Direction →
Every record here should be printed again exactly.

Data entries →
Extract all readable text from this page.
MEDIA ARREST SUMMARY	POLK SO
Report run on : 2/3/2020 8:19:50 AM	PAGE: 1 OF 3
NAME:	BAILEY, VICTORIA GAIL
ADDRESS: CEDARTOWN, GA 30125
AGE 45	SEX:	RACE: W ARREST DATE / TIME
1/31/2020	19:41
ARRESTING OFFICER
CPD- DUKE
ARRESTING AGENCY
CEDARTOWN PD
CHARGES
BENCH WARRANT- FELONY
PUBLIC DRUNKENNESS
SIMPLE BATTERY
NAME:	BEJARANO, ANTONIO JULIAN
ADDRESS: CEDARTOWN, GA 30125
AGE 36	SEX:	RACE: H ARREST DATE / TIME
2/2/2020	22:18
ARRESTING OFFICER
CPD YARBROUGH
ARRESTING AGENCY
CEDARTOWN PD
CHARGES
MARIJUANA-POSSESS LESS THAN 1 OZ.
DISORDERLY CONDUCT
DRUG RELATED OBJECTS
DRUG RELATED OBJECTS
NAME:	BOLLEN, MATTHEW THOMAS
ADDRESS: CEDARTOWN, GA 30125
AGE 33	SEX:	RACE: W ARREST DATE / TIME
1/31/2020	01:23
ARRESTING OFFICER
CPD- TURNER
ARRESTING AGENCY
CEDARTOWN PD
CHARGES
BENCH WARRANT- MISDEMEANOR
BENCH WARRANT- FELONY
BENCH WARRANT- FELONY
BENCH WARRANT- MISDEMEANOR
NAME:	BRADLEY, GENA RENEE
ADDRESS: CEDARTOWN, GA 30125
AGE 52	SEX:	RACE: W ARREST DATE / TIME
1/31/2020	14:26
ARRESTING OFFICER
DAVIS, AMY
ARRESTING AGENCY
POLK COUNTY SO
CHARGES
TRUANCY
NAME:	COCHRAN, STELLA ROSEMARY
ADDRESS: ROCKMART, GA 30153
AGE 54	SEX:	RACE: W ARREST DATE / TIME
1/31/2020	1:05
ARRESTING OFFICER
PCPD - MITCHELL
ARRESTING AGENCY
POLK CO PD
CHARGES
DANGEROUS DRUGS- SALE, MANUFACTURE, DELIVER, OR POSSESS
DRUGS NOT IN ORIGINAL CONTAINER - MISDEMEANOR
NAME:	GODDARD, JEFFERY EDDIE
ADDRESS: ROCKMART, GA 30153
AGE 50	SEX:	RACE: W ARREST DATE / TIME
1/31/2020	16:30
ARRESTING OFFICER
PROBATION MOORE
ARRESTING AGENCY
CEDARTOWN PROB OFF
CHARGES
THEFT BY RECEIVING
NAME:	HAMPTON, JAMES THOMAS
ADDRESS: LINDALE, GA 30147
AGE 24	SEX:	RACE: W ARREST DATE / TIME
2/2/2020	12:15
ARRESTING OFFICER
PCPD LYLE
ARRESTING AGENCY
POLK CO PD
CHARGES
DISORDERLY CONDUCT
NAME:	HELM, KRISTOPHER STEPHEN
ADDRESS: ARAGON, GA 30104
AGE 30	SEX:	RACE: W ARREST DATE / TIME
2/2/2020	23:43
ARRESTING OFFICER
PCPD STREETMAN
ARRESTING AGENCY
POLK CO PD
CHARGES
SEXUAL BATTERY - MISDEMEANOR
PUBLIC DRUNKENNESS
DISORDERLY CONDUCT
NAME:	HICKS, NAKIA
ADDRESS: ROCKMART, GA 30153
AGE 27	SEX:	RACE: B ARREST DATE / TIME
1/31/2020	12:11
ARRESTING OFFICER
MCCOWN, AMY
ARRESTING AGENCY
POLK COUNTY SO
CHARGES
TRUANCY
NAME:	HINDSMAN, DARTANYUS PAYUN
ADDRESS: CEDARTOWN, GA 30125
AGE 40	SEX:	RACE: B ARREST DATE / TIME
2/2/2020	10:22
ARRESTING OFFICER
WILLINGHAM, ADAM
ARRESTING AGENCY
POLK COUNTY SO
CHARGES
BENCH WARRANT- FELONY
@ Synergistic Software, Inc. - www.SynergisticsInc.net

Output below →
Extract all readable text from this page.
MEDIA ARREST SUMMARY	POLK SO
Report run on : 2/3/2020 8:19:50 AM	PAGE: 1 OF 3
NAME:	BAILEY, VICTORIA GAIL
ADDRESS: CEDARTOWN, GA 30125
AGE 45	SEX:	RACE: W ARREST DATE / TIME
1/31/2020	19:41
ARRESTING OFFICER
CPD- DUKE
ARRESTING AGENCY
CEDARTOWN PD
CHARGES
BENCH WARRANT- FELONY
PUBLIC DRUNKENNESS
SIMPLE BATTERY
NAME:	BEJARANO, ANTONIO JULIAN
ADDRESS: CEDARTOWN, GA 30125
AGE 36	SEX:	RACE: H ARREST DATE / TIME
2/2/2020	22:18
ARRESTING OFFICER
CPD YARBROUGH
ARRESTING AGENCY
CEDARTOWN PD
CHARGES
MARIJUANA-POSSESS LESS THAN 1 OZ.
DISORDERLY CONDUCT
DRUG RELATED OBJECTS
DRUG RELATED OBJECTS
NAME:	BOLLEN, MATTHEW THOMAS
ADDRESS: CEDARTOWN, GA 30125
AGE 33	SEX:	RACE: W ARREST DATE / TIME
1/31/2020	01:23
ARRESTING OFFICER
CPD- TURNER
ARRESTING AGENCY
CEDARTOWN PD
CHARGES
BENCH WARRANT- MISDEMEANOR
BENCH WARRANT- FELONY
BENCH WARRANT- FELONY
BENCH WARRANT- MISDEMEANOR
NAME:	BRADLEY, GENA RENEE
ADDRESS: CEDARTOWN, GA 30125
AGE 52	SEX:	RACE: W ARREST DATE / TIME
1/31/2020	14:26
ARRESTING OFFICER
DAVIS, AMY
ARRESTING AGENCY
POLK COUNTY SO
CHARGES
TRUANCY
NAME:	COCHRAN, STELLA ROSEMARY
ADDRESS: ROCKMART, GA 30153
AGE 54	SEX:	RACE: W ARREST DATE / TIME
1/31/2020	1:05
ARRESTING OFFICER
PCPD - MITCHELL
ARRESTING AGENCY
POLK CO PD
CHARGES
DANGEROUS DRUGS- SALE, MANUFACTURE, DELIVER, OR POSSESS
DRUGS NOT IN ORIGINAL CONTAINER - MISDEMEANOR
NAME:	GODDARD, JEFFERY EDDIE
ADDRESS: ROCKMART, GA 30153
AGE 50	SEX:	RACE: W ARREST DATE / TIME
1/31/2020	16:30
ARRESTING OFFICER
PROBATION MOORE
ARRESTING AGENCY
CEDARTOWN PROB OFF
CHARGES
THEFT BY RECEIVING
NAME:	HAMPTON, JAMES THOMAS
ADDRESS: LINDALE, GA 30147
AGE 24	SEX:	RACE: W ARREST DATE / TIME
2/2/2020	12:15
ARRESTING OFFICER
PCPD LYLE
ARRESTING AGENCY
POLK CO PD
CHARGES
DISORDERLY CONDUCT
NAME:	HELM, KRISTOPHER STEPHEN
ADDRESS: ARAGON, GA 30104
AGE 30	SEX:	RACE: W ARREST DATE / TIME
2/2/2020	23:43
ARRESTING OFFICER
PCPD STREETMAN
ARRESTING AGENCY
POLK CO PD
CHARGES
SEXUAL BATTERY - MISDEMEANOR
PUBLIC DRUNKENNESS
DISORDERLY CONDUCT
NAME:	HICKS, NAKIA
ADDRESS: ROCKMART, GA 30153
AGE 27	SEX:	RACE: B ARREST DATE / TIME
1/31/2020	12:11
ARRESTING OFFICER
MCCOWN, AMY
ARRESTING AGENCY
POLK COUNTY SO
CHARGES
TRUANCY
NAME:	HINDSMAN, DARTANYUS PAYUN
ADDRESS: CEDARTOWN, GA 30125
AGE 40	SEX:	RACE: B ARREST DATE / TIME
2/2/2020	10:22
ARRESTING OFFICER
WILLINGHAM, ADAM
ARRESTING AGENCY
POLK COUNTY SO
CHARGES
BENCH WARRANT- FELONY
@ Synergistic Software, Inc. - www.SynergisticsInc.net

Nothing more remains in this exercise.